→ Given problem
Check each line of the records below and collect those that include the word "weights".

→ Stored records
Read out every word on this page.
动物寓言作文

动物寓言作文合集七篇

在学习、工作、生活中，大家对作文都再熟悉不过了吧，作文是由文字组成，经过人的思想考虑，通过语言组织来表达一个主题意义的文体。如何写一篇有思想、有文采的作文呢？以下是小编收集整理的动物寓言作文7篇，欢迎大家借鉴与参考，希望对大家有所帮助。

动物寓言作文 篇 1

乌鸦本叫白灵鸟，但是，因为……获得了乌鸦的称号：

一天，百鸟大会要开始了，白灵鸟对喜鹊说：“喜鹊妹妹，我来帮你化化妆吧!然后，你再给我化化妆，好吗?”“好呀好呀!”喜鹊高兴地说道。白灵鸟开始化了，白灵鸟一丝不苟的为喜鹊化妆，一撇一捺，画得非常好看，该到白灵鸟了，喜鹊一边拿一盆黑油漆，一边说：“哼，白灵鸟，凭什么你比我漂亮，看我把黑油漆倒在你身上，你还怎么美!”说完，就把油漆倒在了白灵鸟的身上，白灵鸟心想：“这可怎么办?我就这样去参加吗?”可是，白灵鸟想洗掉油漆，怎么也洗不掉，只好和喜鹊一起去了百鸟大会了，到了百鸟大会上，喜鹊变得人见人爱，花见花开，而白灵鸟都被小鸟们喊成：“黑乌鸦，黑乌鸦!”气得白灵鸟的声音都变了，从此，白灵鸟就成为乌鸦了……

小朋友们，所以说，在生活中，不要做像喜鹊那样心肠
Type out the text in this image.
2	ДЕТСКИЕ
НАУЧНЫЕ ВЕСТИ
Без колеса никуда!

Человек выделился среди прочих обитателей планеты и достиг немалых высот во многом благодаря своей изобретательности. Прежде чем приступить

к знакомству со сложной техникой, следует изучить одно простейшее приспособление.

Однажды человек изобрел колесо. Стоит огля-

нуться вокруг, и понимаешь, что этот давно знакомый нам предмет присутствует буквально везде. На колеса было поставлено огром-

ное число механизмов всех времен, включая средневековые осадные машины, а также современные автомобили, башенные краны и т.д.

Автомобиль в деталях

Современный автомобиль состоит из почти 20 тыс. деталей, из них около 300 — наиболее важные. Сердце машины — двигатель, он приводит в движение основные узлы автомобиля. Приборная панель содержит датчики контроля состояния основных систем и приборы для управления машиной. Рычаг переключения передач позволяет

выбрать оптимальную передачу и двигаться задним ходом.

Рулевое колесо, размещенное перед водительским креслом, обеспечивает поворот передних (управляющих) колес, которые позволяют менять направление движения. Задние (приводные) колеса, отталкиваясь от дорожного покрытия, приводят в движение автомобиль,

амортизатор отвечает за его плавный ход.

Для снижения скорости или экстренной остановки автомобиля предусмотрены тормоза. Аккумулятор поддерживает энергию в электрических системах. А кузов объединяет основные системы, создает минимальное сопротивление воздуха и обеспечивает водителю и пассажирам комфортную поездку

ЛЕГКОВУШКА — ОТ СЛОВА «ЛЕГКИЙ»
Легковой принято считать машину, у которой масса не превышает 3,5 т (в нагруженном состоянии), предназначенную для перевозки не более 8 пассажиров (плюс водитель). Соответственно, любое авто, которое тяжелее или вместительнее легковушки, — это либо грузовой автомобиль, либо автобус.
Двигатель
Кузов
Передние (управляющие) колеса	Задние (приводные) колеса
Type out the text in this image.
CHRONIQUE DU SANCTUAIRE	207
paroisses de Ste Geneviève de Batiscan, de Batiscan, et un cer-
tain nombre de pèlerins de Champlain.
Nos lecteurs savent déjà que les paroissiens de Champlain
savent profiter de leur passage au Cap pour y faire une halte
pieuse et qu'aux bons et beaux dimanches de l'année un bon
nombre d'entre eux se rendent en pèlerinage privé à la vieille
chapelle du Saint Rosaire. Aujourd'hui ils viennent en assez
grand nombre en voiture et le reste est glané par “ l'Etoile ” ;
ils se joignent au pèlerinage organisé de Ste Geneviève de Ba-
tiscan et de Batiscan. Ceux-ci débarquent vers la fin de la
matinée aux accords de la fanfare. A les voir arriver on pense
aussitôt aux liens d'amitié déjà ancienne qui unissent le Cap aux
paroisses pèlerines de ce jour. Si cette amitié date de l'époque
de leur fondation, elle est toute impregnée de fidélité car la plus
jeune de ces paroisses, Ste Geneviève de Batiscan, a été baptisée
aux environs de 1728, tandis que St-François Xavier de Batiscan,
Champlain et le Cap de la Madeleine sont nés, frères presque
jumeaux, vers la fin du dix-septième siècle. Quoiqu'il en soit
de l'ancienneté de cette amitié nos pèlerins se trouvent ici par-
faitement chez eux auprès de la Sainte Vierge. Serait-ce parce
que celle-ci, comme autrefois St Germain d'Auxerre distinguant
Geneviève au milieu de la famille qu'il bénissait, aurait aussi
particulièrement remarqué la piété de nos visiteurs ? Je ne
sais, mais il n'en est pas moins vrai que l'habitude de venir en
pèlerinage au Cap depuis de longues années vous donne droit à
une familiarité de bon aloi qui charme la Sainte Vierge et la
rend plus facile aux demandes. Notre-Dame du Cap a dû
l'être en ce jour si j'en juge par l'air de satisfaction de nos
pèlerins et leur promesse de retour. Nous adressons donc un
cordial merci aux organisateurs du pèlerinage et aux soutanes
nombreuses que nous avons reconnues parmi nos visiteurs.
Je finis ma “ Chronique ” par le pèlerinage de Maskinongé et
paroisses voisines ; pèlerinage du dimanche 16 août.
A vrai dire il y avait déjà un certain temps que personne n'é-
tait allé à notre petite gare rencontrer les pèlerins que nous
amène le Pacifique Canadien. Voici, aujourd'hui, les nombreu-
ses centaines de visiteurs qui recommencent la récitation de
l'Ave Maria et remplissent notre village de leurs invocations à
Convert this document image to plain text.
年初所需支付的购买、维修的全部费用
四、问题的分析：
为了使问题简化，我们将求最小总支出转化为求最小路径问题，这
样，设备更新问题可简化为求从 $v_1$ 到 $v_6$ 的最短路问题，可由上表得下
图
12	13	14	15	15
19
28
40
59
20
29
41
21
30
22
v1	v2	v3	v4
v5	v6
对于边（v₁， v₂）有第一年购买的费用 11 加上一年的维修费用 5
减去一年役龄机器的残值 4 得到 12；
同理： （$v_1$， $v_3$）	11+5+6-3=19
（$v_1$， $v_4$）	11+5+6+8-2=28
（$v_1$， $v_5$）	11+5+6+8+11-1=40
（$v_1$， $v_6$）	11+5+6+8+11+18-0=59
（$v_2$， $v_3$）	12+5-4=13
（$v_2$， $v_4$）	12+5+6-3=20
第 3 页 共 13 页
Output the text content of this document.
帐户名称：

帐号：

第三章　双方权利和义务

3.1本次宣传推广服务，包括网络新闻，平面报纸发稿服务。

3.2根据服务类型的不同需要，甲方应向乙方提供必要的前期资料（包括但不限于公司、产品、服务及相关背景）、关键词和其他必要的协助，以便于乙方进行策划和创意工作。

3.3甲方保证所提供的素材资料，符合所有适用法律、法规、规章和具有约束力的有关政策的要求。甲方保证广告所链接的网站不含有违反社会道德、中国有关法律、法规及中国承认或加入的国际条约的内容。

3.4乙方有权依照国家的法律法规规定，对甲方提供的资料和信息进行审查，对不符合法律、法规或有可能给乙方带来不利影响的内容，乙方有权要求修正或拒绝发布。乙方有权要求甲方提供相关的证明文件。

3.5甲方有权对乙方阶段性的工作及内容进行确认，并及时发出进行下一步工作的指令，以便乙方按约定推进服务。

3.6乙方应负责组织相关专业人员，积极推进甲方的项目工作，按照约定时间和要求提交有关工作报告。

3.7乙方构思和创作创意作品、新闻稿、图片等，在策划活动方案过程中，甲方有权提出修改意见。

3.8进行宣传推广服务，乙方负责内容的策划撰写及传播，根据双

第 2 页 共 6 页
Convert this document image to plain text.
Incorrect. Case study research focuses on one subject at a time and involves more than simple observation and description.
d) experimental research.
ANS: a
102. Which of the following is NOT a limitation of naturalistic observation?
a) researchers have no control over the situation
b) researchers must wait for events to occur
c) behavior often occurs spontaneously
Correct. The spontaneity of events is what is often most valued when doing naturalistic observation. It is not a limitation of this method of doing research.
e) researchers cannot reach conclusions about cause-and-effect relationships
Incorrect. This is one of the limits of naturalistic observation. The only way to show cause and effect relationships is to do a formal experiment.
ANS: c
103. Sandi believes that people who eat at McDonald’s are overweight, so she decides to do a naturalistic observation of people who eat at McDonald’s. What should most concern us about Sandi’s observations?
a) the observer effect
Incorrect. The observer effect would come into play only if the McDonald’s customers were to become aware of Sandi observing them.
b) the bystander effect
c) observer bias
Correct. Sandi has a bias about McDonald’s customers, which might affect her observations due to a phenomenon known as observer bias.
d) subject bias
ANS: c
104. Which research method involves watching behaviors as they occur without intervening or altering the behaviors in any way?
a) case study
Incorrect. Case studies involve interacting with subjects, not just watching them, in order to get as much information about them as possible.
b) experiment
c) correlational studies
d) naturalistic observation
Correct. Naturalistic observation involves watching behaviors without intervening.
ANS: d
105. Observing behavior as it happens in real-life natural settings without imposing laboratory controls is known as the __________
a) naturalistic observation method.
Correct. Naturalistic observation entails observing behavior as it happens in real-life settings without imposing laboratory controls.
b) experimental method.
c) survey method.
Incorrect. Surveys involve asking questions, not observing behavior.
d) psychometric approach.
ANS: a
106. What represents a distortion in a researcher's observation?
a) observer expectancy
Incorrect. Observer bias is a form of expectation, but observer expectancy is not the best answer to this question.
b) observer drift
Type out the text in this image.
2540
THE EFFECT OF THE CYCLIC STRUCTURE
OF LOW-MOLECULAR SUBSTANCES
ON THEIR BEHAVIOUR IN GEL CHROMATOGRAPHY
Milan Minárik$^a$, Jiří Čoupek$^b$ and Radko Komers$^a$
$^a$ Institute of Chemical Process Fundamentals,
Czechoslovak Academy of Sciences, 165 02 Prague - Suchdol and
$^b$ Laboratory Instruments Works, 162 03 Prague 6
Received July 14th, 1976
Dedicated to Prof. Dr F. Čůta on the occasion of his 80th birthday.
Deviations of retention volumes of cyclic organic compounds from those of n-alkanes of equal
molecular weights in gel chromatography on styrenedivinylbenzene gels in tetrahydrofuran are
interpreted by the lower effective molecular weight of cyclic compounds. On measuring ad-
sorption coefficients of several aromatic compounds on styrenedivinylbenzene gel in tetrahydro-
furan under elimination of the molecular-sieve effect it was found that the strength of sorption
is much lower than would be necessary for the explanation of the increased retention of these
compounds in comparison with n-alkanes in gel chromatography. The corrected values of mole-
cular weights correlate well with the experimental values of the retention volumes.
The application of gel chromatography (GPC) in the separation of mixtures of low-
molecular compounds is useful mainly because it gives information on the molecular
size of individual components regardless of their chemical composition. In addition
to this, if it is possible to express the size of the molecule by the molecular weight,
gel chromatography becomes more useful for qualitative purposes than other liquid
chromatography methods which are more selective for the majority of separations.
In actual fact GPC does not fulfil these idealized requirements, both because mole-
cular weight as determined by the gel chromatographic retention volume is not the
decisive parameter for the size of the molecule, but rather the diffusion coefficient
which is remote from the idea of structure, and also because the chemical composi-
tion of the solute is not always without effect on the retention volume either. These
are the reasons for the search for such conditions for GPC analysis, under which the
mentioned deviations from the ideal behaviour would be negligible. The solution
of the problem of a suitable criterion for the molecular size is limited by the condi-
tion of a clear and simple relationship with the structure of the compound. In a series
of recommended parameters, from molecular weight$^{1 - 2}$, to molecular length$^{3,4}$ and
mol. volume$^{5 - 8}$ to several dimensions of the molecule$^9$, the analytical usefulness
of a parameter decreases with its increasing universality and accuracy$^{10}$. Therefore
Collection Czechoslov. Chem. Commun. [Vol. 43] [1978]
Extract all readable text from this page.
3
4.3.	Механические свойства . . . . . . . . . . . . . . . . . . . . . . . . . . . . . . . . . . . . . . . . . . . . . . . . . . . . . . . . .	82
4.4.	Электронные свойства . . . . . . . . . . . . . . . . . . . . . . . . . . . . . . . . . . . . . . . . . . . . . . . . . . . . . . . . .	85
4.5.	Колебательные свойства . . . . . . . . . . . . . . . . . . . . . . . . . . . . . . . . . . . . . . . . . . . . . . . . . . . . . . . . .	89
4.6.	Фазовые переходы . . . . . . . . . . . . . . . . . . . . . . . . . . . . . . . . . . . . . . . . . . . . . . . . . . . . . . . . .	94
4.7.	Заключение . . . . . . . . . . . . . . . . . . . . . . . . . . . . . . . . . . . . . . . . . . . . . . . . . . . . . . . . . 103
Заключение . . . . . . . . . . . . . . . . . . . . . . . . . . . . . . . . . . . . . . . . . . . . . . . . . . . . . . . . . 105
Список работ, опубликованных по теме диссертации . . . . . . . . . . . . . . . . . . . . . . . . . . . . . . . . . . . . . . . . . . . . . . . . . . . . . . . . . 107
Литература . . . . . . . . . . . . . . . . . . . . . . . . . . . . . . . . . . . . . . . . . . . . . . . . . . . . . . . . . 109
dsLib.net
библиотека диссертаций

→ Finished exercise
molecular weights in gel chromatography on styrenedivinylbenzene gels in tetrahydrofuran are
cular weights correlate well with the experimental values of the retention volumes.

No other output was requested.